* [AIM OF THE EXERCISE] Write the listing below out again exactly, dropping the images.

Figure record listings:
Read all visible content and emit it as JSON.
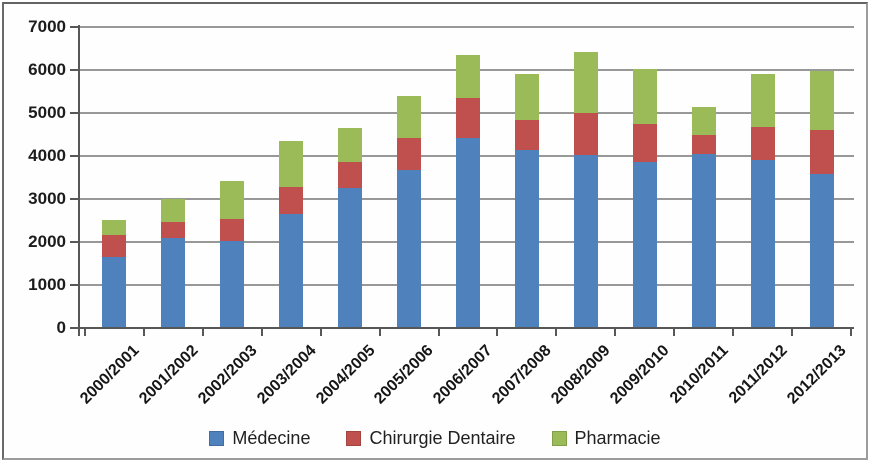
{
  "chart_data": {
    "type": "bar",
    "stacked": true,
    "title": "",
    "categories": [
      "2000/2001",
      "2001/2002",
      "2002/2003",
      "2003/2004",
      "2004/2005",
      "2005/2006",
      "2006/2007",
      "2007/2008",
      "2008/2009",
      "2009/2010",
      "2010/2011",
      "2011/2012",
      "2012/2013"
    ],
    "series": [
      {
        "name": "Médecine",
        "color": "#4f81bd",
        "values": [
          1650,
          2090,
          2030,
          2650,
          3250,
          3670,
          4420,
          4150,
          4030,
          3860,
          4050,
          3900,
          3580
        ]
      },
      {
        "name": "Chirurgie Dentaire",
        "color": "#c0504d",
        "values": [
          520,
          380,
          500,
          640,
          610,
          750,
          940,
          680,
          970,
          880,
          430,
          780,
          1020
        ]
      },
      {
        "name": "Pharmacie",
        "color": "#9bbb59",
        "values": [
          350,
          540,
          880,
          1050,
          790,
          970,
          1000,
          1070,
          1420,
          1290,
          670,
          1220,
          1380
        ]
      }
    ],
    "y_axis": {
      "min": 0,
      "max": 7000,
      "step": 1000,
      "tick_labels": [
        "0",
        "1000",
        "2000",
        "3000",
        "4000",
        "5000",
        "6000",
        "7000"
      ]
    },
    "x_axis": {
      "label_rotation_deg": -45
    },
    "grid": true,
    "legend": {
      "position": "bottom",
      "items": [
        "Médecine",
        "Chirurgie Dentaire",
        "Pharmacie"
      ]
    },
    "palette": {
      "medecine": "#4f81bd",
      "chirurgie_dentaire": "#c0504d",
      "pharmacie": "#9bbb59",
      "gridline": "#989898",
      "axis": "#575757",
      "text": "#1c1c1c",
      "frame_border": "#6a6a6a",
      "background": "#fefefe"
    }
  }
}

* [WRITTEN RESPONSE]
Read all visible content and emit it as JSON.
{
  "chart_data": {
    "type": "bar",
    "stacked": true,
    "title": "",
    "categories": [
      "2000/2001",
      "2001/2002",
      "2002/2003",
      "2003/2004",
      "2004/2005",
      "2005/2006",
      "2006/2007",
      "2007/2008",
      "2008/2009",
      "2009/2010",
      "2010/2011",
      "2011/2012",
      "2012/2013"
    ],
    "series": [
      {
        "name": "Médecine",
        "color": "#4f81bd",
        "values": [
          1650,
          2090,
          2030,
          2650,
          3250,
          3670,
          4420,
          4150,
          4030,
          3860,
          4050,
          3900,
          3580
        ]
      },
      {
        "name": "Chirurgie Dentaire",
        "color": "#c0504d",
        "values": [
          520,
          380,
          500,
          640,
          610,
          750,
          940,
          680,
          970,
          880,
          430,
          780,
          1020
        ]
      },
      {
        "name": "Pharmacie",
        "color": "#9bbb59",
        "values": [
          350,
          540,
          880,
          1050,
          790,
          970,
          1000,
          1070,
          1420,
          1290,
          670,
          1220,
          1380
        ]
      }
    ],
    "y_axis": {
      "min": 0,
      "max": 7000,
      "step": 1000,
      "tick_labels": [
        "0",
        "1000",
        "2000",
        "3000",
        "4000",
        "5000",
        "6000",
        "7000"
      ]
    },
    "x_axis": {
      "label_rotation_deg": -45
    },
    "grid": true,
    "legend": {
      "position": "bottom",
      "items": [
        "Médecine",
        "Chirurgie Dentaire",
        "Pharmacie"
      ]
    },
    "palette": {
      "medecine": "#4f81bd",
      "chirurgie_dentaire": "#c0504d",
      "pharmacie": "#9bbb59",
      "gridline": "#989898",
      "axis": "#575757",
      "text": "#1c1c1c",
      "frame_border": "#6a6a6a",
      "background": "#fefefe"
    }
  }
}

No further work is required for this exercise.